__PROBLEM STATEMENT__. Exactly what is written in the records below should be returned, minus the images.

--

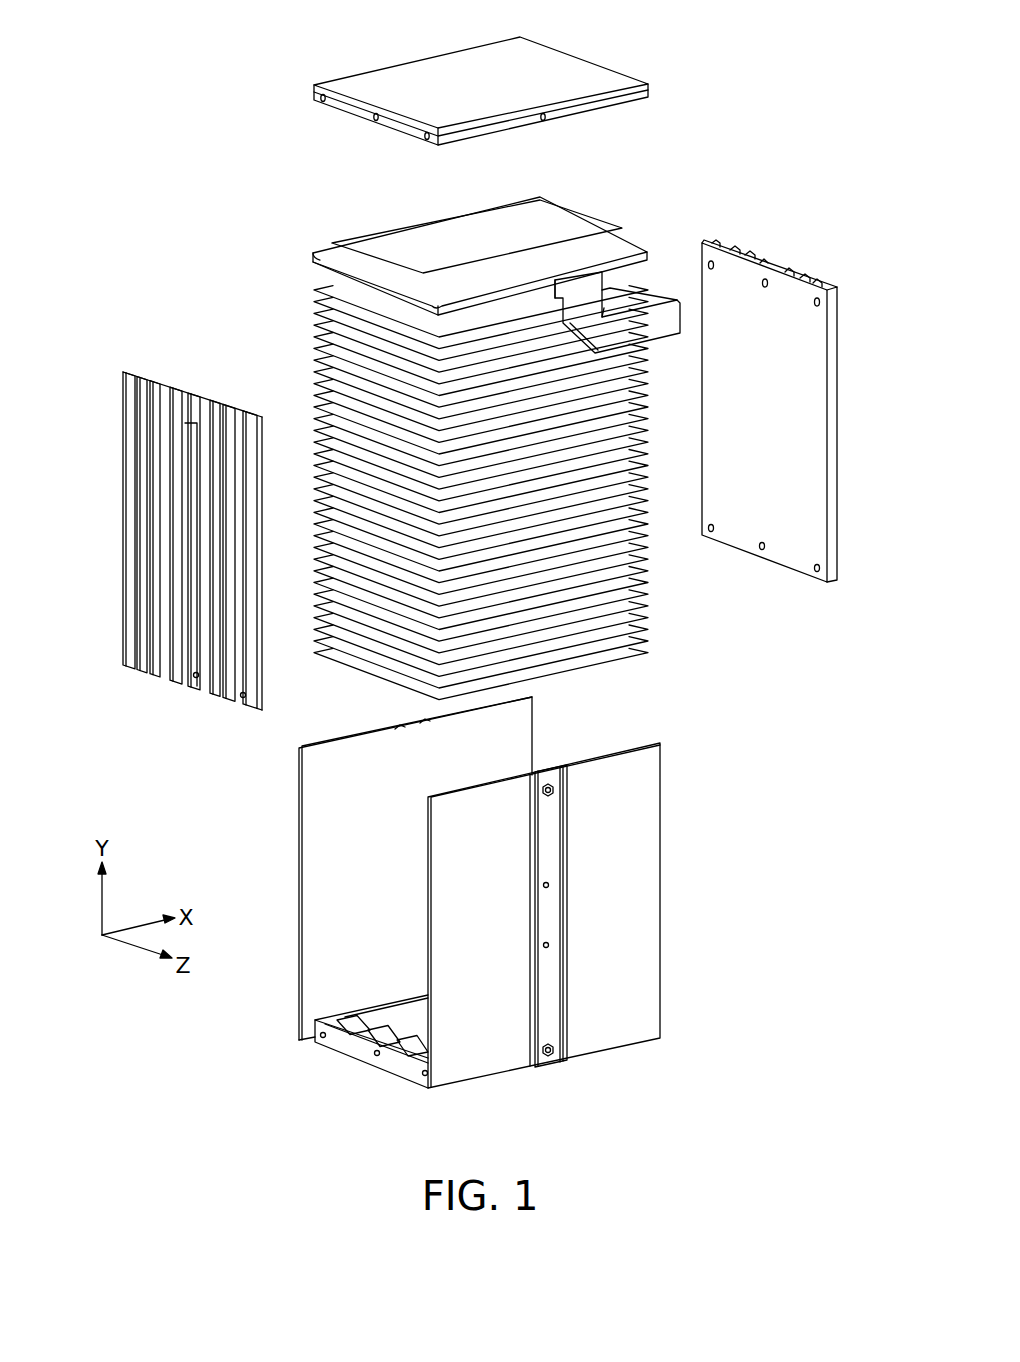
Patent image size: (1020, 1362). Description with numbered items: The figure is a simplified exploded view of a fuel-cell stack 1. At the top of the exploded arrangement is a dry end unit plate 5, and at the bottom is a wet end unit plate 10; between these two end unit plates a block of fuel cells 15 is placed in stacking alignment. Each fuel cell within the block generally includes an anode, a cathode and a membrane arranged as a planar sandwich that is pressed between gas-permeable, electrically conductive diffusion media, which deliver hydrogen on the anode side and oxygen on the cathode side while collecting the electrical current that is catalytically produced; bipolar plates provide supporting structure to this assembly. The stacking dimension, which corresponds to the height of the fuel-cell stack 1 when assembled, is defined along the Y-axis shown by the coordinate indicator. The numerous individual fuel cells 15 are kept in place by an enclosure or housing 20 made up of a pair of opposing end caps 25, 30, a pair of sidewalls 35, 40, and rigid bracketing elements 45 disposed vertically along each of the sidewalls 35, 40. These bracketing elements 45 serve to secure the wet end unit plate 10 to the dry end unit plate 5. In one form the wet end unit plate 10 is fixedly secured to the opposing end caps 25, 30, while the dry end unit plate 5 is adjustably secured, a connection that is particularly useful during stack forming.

The fuel-cell stack 1 is at (168, 106).
The dry end unit plate 5 is at (449, 70).
The wet end unit plate 10 is at (348, 1046).
The block of fuel cells 15 is at (644, 578).
The housing 20 is at (587, 664).
The end cap 25 is at (122, 510).
The end cap 30 is at (818, 431).
The sidewall 35 is at (661, 856).
The sidewall 40 is at (534, 736).
The rigid bracketing elements 45 is at (569, 960).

--

__ANSWER FOR THIS EXERCISE__.
Patent image size: (1020, 1362). Description with numbered items: The figure is a simplified exploded view of a fuel-cell stack 1. At the top of the exploded arrangement is a dry end unit plate 5, and at the bottom is a wet end unit plate 10; between these two end unit plates a block of fuel cells 15 is placed in stacking alignment. Each fuel cell within the block generally includes an anode, a cathode and a membrane arranged as a planar sandwich that is pressed between gas-permeable, electrically conductive diffusion media, which deliver hydrogen on the anode side and oxygen on the cathode side while collecting the electrical current that is catalytically produced; bipolar plates provide supporting structure to this assembly. The stacking dimension, which corresponds to the height of the fuel-cell stack 1 when assembled, is defined along the Y-axis shown by the coordinate indicator. The numerous individual fuel cells 15 are kept in place by an enclosure or housing 20 made up of a pair of opposing end caps 25, 30, a pair of sidewalls 35, 40, and rigid bracketing elements 45 disposed vertically along each of the sidewalls 35, 40. These bracketing elements 45 serve to secure the wet end unit plate 10 to the dry end unit plate 5. In one form the wet end unit plate 10 is fixedly secured to the opposing end caps 25, 30, while the dry end unit plate 5 is adjustably secured, a connection that is particularly useful during stack forming.

The fuel-cell stack 1 is at (168, 106).
The dry end unit plate 5 is at (449, 70).
The wet end unit plate 10 is at (348, 1046).
The block of fuel cells 15 is at (644, 578).
The housing 20 is at (587, 664).
The end cap 25 is at (122, 510).
The end cap 30 is at (818, 431).
The sidewall 35 is at (661, 856).
The sidewall 40 is at (534, 736).
The rigid bracketing elements 45 is at (569, 960).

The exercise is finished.